▸ **MATERIAL PROVIDED**
§

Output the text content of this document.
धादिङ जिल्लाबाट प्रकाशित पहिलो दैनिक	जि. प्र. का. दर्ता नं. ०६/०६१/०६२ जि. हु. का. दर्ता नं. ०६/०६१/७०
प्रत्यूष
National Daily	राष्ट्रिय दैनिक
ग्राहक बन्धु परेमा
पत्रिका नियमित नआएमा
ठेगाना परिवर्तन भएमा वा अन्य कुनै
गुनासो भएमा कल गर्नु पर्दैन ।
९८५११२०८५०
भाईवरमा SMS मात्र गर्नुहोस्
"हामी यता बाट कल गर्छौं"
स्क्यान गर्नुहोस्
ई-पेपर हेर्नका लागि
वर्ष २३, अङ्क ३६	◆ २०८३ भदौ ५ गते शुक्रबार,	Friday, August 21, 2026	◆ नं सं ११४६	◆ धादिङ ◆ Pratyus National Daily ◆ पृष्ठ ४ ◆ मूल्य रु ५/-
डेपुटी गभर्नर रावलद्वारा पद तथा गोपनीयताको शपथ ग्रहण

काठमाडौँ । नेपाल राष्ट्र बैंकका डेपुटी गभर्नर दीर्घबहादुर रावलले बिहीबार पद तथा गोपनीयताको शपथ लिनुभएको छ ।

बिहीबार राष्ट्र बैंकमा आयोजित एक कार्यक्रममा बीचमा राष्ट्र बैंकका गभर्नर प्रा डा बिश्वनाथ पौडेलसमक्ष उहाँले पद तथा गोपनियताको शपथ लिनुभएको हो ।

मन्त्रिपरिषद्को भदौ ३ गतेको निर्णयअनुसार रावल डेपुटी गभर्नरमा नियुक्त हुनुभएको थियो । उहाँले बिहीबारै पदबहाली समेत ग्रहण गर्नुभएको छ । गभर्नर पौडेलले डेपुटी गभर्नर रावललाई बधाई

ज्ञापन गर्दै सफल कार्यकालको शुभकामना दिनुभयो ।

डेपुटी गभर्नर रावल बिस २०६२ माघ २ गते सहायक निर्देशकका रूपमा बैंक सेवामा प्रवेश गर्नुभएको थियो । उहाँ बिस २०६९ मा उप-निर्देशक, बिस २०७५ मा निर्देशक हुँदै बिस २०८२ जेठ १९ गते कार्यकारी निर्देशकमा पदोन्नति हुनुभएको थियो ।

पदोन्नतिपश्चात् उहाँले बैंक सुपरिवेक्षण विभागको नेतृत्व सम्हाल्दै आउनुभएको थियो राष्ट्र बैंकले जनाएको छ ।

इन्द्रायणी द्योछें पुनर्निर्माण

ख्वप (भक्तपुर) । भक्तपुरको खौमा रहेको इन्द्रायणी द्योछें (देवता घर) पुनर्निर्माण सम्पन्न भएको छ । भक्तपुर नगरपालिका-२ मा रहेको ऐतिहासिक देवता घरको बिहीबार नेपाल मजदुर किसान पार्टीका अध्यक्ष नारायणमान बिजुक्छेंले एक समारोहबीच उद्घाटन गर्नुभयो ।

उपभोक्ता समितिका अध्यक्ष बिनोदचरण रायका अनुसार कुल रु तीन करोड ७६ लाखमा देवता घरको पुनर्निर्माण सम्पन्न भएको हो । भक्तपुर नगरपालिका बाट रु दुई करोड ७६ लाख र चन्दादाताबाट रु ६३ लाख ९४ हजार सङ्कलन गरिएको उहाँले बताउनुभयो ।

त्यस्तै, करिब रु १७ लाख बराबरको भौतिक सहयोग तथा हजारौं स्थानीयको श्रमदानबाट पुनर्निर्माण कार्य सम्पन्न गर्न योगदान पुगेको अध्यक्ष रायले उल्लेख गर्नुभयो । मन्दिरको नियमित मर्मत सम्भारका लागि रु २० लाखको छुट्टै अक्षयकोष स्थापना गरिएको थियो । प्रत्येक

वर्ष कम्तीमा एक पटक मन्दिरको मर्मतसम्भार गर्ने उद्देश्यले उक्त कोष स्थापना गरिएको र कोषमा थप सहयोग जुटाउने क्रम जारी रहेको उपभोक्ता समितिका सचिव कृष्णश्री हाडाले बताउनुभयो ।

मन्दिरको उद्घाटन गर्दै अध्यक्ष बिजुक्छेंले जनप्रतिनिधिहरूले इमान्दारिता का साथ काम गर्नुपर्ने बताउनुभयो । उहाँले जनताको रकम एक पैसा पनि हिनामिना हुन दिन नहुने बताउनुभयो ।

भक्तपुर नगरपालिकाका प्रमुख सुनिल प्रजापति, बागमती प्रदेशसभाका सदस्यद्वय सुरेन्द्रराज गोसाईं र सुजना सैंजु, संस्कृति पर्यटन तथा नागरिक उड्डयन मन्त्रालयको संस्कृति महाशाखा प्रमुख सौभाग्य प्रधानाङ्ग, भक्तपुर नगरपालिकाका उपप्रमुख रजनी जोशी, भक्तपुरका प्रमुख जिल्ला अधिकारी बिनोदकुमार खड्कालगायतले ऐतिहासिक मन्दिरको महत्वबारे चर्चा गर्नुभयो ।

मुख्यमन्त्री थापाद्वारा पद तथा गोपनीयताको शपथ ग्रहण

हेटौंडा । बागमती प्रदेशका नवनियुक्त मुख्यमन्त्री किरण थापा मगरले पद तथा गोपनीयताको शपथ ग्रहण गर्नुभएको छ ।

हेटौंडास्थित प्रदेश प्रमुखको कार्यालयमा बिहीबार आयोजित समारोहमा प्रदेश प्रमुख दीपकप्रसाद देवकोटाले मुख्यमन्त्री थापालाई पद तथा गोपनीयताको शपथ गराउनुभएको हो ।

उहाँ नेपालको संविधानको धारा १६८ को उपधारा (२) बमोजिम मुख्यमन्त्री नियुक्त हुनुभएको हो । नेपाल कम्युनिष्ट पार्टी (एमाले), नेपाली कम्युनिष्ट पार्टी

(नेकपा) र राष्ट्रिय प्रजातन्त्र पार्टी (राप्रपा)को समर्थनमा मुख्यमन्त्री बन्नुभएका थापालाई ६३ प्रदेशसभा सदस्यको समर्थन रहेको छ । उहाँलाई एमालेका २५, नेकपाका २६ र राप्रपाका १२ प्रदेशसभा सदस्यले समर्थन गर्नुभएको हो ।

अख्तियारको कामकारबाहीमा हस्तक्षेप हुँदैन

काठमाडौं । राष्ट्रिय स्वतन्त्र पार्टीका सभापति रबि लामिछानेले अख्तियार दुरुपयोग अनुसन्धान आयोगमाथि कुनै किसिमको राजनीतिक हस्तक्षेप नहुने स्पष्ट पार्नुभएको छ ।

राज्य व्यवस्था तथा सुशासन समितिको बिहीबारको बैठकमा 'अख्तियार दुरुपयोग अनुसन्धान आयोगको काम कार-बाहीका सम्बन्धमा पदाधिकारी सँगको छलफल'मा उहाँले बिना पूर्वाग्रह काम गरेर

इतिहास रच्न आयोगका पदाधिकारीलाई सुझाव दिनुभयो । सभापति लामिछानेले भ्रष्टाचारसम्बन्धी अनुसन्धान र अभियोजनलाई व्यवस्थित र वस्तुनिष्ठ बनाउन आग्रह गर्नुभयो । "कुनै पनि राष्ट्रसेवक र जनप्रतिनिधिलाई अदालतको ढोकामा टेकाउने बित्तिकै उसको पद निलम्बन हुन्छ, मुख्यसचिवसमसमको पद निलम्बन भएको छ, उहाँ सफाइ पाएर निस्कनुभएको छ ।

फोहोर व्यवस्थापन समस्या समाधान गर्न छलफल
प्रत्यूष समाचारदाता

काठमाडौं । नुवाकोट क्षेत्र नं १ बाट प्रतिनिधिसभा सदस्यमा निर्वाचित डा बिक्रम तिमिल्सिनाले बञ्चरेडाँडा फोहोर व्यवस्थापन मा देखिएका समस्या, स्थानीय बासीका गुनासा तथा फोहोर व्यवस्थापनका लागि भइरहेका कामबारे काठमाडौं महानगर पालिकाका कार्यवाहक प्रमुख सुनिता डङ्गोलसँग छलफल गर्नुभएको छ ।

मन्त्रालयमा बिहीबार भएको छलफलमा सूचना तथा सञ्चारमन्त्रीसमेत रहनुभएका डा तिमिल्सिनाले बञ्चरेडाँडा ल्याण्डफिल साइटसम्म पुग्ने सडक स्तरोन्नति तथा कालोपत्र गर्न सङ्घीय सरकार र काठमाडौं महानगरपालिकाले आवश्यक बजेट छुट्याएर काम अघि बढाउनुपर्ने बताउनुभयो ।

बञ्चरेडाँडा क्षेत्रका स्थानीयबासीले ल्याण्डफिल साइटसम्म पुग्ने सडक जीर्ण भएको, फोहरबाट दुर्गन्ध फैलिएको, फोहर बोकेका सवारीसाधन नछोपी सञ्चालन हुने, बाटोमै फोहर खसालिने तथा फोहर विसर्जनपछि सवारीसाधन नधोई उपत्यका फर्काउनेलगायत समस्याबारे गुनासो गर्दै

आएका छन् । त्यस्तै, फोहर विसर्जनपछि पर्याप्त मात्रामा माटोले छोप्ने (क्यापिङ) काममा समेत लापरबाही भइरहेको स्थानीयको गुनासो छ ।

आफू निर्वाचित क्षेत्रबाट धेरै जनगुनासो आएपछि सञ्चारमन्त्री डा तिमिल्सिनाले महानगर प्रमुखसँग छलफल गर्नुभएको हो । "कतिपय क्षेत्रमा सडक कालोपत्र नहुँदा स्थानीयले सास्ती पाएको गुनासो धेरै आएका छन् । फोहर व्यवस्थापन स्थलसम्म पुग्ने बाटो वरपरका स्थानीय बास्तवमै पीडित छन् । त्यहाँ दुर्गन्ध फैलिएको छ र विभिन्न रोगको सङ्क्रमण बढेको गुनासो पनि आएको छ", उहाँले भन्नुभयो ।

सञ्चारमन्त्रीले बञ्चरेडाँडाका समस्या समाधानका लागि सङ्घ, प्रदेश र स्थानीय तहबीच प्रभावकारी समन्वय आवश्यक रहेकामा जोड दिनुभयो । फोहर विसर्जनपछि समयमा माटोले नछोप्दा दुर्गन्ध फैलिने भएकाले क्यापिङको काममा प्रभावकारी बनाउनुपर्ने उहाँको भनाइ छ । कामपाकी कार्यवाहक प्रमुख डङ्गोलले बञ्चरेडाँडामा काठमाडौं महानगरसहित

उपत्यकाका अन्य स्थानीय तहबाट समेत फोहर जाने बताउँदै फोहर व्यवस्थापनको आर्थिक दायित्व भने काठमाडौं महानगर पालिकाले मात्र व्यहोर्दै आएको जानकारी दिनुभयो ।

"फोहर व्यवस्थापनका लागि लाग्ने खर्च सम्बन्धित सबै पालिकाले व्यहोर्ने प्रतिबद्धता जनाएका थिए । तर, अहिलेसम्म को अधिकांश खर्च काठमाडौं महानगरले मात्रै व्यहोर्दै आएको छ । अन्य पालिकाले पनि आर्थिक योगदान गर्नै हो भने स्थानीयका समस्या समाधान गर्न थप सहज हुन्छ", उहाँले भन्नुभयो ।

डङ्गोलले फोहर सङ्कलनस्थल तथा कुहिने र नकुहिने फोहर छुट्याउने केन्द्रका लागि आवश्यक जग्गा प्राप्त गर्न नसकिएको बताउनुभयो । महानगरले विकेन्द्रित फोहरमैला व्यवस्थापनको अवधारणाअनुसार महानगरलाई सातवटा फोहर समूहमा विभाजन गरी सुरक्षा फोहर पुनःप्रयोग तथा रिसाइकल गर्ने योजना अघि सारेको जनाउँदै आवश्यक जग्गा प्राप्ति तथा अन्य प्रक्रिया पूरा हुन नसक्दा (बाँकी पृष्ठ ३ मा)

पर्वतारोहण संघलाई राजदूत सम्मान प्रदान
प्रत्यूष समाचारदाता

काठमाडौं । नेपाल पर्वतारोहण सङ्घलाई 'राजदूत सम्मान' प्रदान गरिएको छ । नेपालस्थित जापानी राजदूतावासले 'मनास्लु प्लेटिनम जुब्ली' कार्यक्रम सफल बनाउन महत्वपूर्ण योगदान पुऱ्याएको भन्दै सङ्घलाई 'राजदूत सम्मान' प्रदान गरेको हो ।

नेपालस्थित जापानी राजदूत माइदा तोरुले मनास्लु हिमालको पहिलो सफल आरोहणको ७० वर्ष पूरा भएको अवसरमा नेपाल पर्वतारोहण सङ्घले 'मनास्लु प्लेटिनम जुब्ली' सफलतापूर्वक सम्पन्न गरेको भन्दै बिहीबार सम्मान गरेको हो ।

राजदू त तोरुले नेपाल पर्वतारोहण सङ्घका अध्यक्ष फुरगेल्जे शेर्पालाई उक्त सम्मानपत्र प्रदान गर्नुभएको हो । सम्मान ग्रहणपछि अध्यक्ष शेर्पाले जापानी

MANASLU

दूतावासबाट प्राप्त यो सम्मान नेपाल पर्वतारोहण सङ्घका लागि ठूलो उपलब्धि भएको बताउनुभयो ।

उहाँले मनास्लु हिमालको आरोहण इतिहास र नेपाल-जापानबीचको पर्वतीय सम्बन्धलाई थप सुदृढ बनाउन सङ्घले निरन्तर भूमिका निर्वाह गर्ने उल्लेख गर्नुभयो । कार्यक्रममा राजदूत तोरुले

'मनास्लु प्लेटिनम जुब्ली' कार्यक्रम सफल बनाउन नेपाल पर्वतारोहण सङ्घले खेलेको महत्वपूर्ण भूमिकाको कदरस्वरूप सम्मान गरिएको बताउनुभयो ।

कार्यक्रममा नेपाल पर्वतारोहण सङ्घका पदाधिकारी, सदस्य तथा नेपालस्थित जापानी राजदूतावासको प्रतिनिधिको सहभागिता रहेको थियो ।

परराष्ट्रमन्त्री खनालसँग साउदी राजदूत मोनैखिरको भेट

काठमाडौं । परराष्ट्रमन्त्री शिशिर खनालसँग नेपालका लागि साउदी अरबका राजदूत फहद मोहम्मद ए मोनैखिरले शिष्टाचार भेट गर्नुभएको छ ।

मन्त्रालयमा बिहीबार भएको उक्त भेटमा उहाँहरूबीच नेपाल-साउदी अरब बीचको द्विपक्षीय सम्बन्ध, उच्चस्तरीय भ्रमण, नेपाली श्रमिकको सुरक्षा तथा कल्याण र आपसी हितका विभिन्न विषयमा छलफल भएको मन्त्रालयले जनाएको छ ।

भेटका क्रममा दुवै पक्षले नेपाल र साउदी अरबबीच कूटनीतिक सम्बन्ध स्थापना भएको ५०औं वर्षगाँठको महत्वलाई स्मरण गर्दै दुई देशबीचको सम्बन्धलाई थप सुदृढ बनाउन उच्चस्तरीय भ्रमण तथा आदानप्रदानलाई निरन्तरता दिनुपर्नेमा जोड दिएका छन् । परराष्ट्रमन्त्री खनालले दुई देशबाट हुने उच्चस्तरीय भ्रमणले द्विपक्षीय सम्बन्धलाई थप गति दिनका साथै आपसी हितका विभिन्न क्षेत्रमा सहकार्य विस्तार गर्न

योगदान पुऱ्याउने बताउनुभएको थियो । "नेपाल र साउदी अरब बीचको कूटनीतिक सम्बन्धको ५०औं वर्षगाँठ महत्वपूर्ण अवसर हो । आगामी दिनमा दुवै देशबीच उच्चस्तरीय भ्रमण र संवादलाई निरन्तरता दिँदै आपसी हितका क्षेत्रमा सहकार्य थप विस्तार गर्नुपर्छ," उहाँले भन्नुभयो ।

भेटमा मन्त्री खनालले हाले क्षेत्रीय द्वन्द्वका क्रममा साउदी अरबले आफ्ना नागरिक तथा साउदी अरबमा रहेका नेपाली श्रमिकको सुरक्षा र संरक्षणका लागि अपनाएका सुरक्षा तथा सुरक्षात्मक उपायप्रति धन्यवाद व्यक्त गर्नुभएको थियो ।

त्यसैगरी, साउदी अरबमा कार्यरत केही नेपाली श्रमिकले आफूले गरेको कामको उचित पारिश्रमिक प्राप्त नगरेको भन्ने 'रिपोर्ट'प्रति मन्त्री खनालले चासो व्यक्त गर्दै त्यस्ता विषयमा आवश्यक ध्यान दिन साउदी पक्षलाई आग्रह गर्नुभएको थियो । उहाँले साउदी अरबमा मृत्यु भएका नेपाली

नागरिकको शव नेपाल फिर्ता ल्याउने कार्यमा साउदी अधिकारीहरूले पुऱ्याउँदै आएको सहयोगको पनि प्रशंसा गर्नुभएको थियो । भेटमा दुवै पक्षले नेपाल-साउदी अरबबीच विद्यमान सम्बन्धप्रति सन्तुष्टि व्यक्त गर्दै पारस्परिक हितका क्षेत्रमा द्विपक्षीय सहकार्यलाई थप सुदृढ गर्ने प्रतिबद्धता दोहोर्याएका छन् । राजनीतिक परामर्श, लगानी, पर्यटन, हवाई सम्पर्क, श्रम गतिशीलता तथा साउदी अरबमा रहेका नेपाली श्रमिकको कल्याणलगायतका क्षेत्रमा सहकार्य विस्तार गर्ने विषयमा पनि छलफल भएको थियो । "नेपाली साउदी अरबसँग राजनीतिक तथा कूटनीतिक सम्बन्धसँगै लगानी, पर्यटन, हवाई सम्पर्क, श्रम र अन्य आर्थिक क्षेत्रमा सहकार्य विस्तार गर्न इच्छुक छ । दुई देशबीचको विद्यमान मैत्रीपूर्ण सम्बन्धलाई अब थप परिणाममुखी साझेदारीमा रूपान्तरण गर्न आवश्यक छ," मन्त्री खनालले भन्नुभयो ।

§

▸ **REQUIREMENT**
From the listing above, report the number of lines containing the string "नगरप", without any accompanying remarks.

▸ **SOLVED EXERCISE**
4